** Aim of the task **
Can you print the data exactly and leave out each image?

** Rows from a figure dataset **
_ _ _

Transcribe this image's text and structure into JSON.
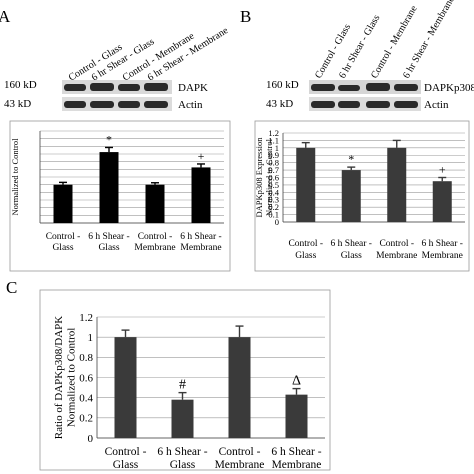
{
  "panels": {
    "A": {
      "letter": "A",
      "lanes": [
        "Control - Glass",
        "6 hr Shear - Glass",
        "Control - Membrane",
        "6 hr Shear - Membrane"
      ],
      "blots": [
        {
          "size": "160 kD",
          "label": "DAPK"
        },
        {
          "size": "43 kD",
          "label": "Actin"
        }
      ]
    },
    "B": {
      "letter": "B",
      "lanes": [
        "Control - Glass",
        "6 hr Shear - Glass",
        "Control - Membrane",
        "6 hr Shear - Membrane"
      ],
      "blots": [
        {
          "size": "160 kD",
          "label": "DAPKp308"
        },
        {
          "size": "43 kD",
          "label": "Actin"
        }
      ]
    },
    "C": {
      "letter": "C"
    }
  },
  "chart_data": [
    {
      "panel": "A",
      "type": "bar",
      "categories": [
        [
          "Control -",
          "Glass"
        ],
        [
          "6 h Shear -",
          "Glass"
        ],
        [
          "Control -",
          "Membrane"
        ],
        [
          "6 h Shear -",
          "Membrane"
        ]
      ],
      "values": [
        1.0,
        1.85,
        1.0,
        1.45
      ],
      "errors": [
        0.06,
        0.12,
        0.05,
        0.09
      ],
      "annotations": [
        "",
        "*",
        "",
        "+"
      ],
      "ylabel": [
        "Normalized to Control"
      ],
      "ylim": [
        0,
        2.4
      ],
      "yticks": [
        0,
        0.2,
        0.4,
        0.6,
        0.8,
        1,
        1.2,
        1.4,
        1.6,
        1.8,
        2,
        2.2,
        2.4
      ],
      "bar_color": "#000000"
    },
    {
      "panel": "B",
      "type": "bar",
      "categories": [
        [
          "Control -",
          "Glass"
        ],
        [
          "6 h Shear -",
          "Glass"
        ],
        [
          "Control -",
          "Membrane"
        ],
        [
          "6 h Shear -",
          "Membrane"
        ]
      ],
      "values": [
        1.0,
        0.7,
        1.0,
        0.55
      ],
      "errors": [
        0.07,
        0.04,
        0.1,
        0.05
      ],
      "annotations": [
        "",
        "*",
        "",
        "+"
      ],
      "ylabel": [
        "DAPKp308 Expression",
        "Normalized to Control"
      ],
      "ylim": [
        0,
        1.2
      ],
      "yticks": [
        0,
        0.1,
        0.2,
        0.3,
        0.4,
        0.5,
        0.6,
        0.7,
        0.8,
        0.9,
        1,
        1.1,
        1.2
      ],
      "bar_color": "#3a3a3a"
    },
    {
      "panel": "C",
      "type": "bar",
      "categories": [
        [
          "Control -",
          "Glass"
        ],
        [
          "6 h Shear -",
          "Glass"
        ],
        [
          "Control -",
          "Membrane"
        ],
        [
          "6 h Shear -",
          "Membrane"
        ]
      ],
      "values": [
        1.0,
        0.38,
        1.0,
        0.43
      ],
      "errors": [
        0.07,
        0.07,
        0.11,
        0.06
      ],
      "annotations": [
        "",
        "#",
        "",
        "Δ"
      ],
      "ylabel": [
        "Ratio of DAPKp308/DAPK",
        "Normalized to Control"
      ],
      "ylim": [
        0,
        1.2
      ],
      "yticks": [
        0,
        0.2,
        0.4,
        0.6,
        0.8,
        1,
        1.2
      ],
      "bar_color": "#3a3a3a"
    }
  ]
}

_ _ _

** Result below **
Transcribe this image's text and structure into JSON.
{
  "panels": {
    "A": {
      "letter": "A",
      "lanes": [
        "Control - Glass",
        "6 hr Shear - Glass",
        "Control - Membrane",
        "6 hr Shear - Membrane"
      ],
      "blots": [
        {
          "size": "160 kD",
          "label": "DAPK"
        },
        {
          "size": "43 kD",
          "label": "Actin"
        }
      ]
    },
    "B": {
      "letter": "B",
      "lanes": [
        "Control - Glass",
        "6 hr Shear - Glass",
        "Control - Membrane",
        "6 hr Shear - Membrane"
      ],
      "blots": [
        {
          "size": "160 kD",
          "label": "DAPKp308"
        },
        {
          "size": "43 kD",
          "label": "Actin"
        }
      ]
    },
    "C": {
      "letter": "C"
    }
  },
  "chart_data": [
    {
      "panel": "A",
      "type": "bar",
      "categories": [
        [
          "Control -",
          "Glass"
        ],
        [
          "6 h Shear -",
          "Glass"
        ],
        [
          "Control -",
          "Membrane"
        ],
        [
          "6 h Shear -",
          "Membrane"
        ]
      ],
      "values": [
        1.0,
        1.85,
        1.0,
        1.45
      ],
      "errors": [
        0.06,
        0.12,
        0.05,
        0.09
      ],
      "annotations": [
        "",
        "*",
        "",
        "+"
      ],
      "ylabel": [
        "Normalized to Control"
      ],
      "ylim": [
        0,
        2.4
      ],
      "yticks": [
        0,
        0.2,
        0.4,
        0.6,
        0.8,
        1,
        1.2,
        1.4,
        1.6,
        1.8,
        2,
        2.2,
        2.4
      ],
      "bar_color": "#000000"
    },
    {
      "panel": "B",
      "type": "bar",
      "categories": [
        [
          "Control -",
          "Glass"
        ],
        [
          "6 h Shear -",
          "Glass"
        ],
        [
          "Control -",
          "Membrane"
        ],
        [
          "6 h Shear -",
          "Membrane"
        ]
      ],
      "values": [
        1.0,
        0.7,
        1.0,
        0.55
      ],
      "errors": [
        0.07,
        0.04,
        0.1,
        0.05
      ],
      "annotations": [
        "",
        "*",
        "",
        "+"
      ],
      "ylabel": [
        "DAPKp308 Expression",
        "Normalized to Control"
      ],
      "ylim": [
        0,
        1.2
      ],
      "yticks": [
        0,
        0.1,
        0.2,
        0.3,
        0.4,
        0.5,
        0.6,
        0.7,
        0.8,
        0.9,
        1,
        1.1,
        1.2
      ],
      "bar_color": "#3a3a3a"
    },
    {
      "panel": "C",
      "type": "bar",
      "categories": [
        [
          "Control -",
          "Glass"
        ],
        [
          "6 h Shear -",
          "Glass"
        ],
        [
          "Control -",
          "Membrane"
        ],
        [
          "6 h Shear -",
          "Membrane"
        ]
      ],
      "values": [
        1.0,
        0.38,
        1.0,
        0.43
      ],
      "errors": [
        0.07,
        0.07,
        0.11,
        0.06
      ],
      "annotations": [
        "",
        "#",
        "",
        "Δ"
      ],
      "ylabel": [
        "Ratio of DAPKp308/DAPK",
        "Normalized to Control"
      ],
      "ylim": [
        0,
        1.2
      ],
      "yticks": [
        0,
        0.2,
        0.4,
        0.6,
        0.8,
        1,
        1.2
      ],
      "bar_color": "#3a3a3a"
    }
  ]
}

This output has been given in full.